• _SET PROBLEM_
Write out the full set of records below exactly.

═════ MATERIAL PROVIDED ═════

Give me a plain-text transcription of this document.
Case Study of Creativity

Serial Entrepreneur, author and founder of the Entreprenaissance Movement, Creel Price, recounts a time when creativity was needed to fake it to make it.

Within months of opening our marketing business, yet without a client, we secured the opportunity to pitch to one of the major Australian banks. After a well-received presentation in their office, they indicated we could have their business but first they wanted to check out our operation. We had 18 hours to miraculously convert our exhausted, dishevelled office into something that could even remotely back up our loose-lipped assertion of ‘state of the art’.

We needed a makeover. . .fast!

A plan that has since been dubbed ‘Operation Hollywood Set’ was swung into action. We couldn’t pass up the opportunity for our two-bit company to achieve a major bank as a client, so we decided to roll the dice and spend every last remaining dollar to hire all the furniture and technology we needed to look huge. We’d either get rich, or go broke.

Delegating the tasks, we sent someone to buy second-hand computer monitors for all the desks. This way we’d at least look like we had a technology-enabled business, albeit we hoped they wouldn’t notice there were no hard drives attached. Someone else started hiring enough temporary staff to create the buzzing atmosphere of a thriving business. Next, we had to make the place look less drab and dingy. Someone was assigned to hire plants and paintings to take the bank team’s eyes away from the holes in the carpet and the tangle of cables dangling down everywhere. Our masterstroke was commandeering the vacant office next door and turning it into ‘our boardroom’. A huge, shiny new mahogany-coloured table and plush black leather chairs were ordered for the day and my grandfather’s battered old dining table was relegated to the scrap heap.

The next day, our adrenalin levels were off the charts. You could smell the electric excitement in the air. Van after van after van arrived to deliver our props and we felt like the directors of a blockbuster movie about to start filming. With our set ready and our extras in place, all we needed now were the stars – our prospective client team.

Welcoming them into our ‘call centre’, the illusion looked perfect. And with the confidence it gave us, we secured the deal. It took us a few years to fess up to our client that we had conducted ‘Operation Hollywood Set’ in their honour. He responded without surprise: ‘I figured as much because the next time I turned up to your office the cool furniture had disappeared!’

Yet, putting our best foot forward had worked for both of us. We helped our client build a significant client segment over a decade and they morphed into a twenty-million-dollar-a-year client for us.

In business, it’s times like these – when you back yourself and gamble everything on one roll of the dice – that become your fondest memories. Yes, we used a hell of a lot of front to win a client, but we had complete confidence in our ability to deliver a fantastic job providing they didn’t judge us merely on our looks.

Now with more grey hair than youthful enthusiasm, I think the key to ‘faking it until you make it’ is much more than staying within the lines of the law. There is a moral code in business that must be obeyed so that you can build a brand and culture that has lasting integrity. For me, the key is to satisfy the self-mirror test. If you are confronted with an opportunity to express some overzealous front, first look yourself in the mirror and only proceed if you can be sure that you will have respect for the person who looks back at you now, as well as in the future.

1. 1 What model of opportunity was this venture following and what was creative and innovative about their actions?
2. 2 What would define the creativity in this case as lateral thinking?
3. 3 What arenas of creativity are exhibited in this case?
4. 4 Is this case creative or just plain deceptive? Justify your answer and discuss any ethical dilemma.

═════

• _ANSWER FOR THE TASK_
Give me a plain-text transcription of this document.
Case Study of Creativity

Serial Entrepreneur, author and founder of the Entreprenaissance Movement, Creel Price, recounts a time when creativity was needed to fake it to make it.

Within months of opening our marketing business, yet without a client, we secured the opportunity to pitch to one of the major Australian banks. After a well-received presentation in their office, they indicated we could have their business but first they wanted to check out our operation. We had 18 hours to miraculously convert our exhausted, dishevelled office into something that could even remotely back up our loose-lipped assertion of ‘state of the art’.

We needed a makeover. . .fast!

A plan that has since been dubbed ‘Operation Hollywood Set’ was swung into action. We couldn’t pass up the opportunity for our two-bit company to achieve a major bank as a client, so we decided to roll the dice and spend every last remaining dollar to hire all the furniture and technology we needed to look huge. We’d either get rich, or go broke.

Delegating the tasks, we sent someone to buy second-hand computer monitors for all the desks. This way we’d at least look like we had a technology-enabled business, albeit we hoped they wouldn’t notice there were no hard drives attached. Someone else started hiring enough temporary staff to create the buzzing atmosphere of a thriving business. Next, we had to make the place look less drab and dingy. Someone was assigned to hire plants and paintings to take the bank team’s eyes away from the holes in the carpet and the tangle of cables dangling down everywhere. Our masterstroke was commandeering the vacant office next door and turning it into ‘our boardroom’. A huge, shiny new mahogany-coloured table and plush black leather chairs were ordered for the day and my grandfather’s battered old dining table was relegated to the scrap heap.

The next day, our adrenalin levels were off the charts. You could smell the electric excitement in the air. Van after van after van arrived to deliver our props and we felt like the directors of a blockbuster movie about to start filming. With our set ready and our extras in place, all we needed now were the stars – our prospective client team.

Welcoming them into our ‘call centre’, the illusion looked perfect. And with the confidence it gave us, we secured the deal. It took us a few years to fess up to our client that we had conducted ‘Operation Hollywood Set’ in their honour. He responded without surprise: ‘I figured as much because the next time I turned up to your office the cool furniture had disappeared!’

Yet, putting our best foot forward had worked for both of us. We helped our client build a significant client segment over a decade and they morphed into a twenty-million-dollar-a-year client for us.

In business, it’s times like these – when you back yourself and gamble everything on one roll of the dice – that become your fondest memories. Yes, we used a hell of a lot of front to win a client, but we had complete confidence in our ability to deliver a fantastic job providing they didn’t judge us merely on our looks.

Now with more grey hair than youthful enthusiasm, I think the key to ‘faking it until you make it’ is much more than staying within the lines of the law. There is a moral code in business that must be obeyed so that you can build a brand and culture that has lasting integrity. For me, the key is to satisfy the self-mirror test. If you are confronted with an opportunity to express some overzealous front, first look yourself in the mirror and only proceed if you can be sure that you will have respect for the person who looks back at you now, as well as in the future.

1. 1 What model of opportunity was this venture following and what was creative and innovative about their actions?
2. 2 What would define the creativity in this case as lateral thinking?
3. 3 What arenas of creativity are exhibited in this case?
4. 4 Is this case creative or just plain deceptive? Justify your answer and discuss any ethical dilemma.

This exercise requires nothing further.